[What needs to be done]: Write the data out again, exactly as given.

-- start Available records --

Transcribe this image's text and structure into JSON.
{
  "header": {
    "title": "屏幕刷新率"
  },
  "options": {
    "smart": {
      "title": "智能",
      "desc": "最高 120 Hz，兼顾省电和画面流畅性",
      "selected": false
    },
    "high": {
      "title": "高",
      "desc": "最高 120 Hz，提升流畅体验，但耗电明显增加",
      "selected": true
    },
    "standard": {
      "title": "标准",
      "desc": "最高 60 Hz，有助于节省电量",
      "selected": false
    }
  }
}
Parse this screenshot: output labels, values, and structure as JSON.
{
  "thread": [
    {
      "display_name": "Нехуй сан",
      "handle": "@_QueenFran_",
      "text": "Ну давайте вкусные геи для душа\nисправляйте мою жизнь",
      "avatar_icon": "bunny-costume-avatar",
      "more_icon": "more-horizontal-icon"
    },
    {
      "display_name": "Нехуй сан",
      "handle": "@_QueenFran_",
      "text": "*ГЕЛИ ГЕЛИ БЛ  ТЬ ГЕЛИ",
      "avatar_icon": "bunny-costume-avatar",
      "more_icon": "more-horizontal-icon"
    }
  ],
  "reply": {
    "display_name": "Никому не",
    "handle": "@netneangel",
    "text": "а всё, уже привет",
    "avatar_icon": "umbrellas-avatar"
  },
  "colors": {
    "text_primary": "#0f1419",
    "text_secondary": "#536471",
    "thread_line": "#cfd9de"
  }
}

-- end Available records --

[Result below]:
Transcribe this image's text and structure into JSON.
{
  "header": {
    "title": "屏幕刷新率"
  },
  "options": {
    "smart": {
      "title": "智能",
      "desc": "最高 120 Hz，兼顾省电和画面流畅性",
      "selected": false
    },
    "high": {
      "title": "高",
      "desc": "最高 120 Hz，提升流畅体验，但耗电明显增加",
      "selected": true
    },
    "standard": {
      "title": "标准",
      "desc": "最高 60 Hz，有助于节省电量",
      "selected": false
    }
  }
}
Parse this screenshot: output labels, values, and structure as JSON.
{
  "thread": [
    {
      "display_name": "Нехуй сан",
      "handle": "@_QueenFran_",
      "text": "Ну давайте вкусные геи для душа\nисправляйте мою жизнь",
      "avatar_icon": "bunny-costume-avatar",
      "more_icon": "more-horizontal-icon"
    },
    {
      "display_name": "Нехуй сан",
      "handle": "@_QueenFran_",
      "text": "*ГЕЛИ ГЕЛИ БЛ  ТЬ ГЕЛИ",
      "avatar_icon": "bunny-costume-avatar",
      "more_icon": "more-horizontal-icon"
    }
  ],
  "reply": {
    "display_name": "Никому не",
    "handle": "@netneangel",
    "text": "а всё, уже привет",
    "avatar_icon": "umbrellas-avatar"
  },
  "colors": {
    "text_primary": "#0f1419",
    "text_secondary": "#536471",
    "thread_line": "#cfd9de"
  }
}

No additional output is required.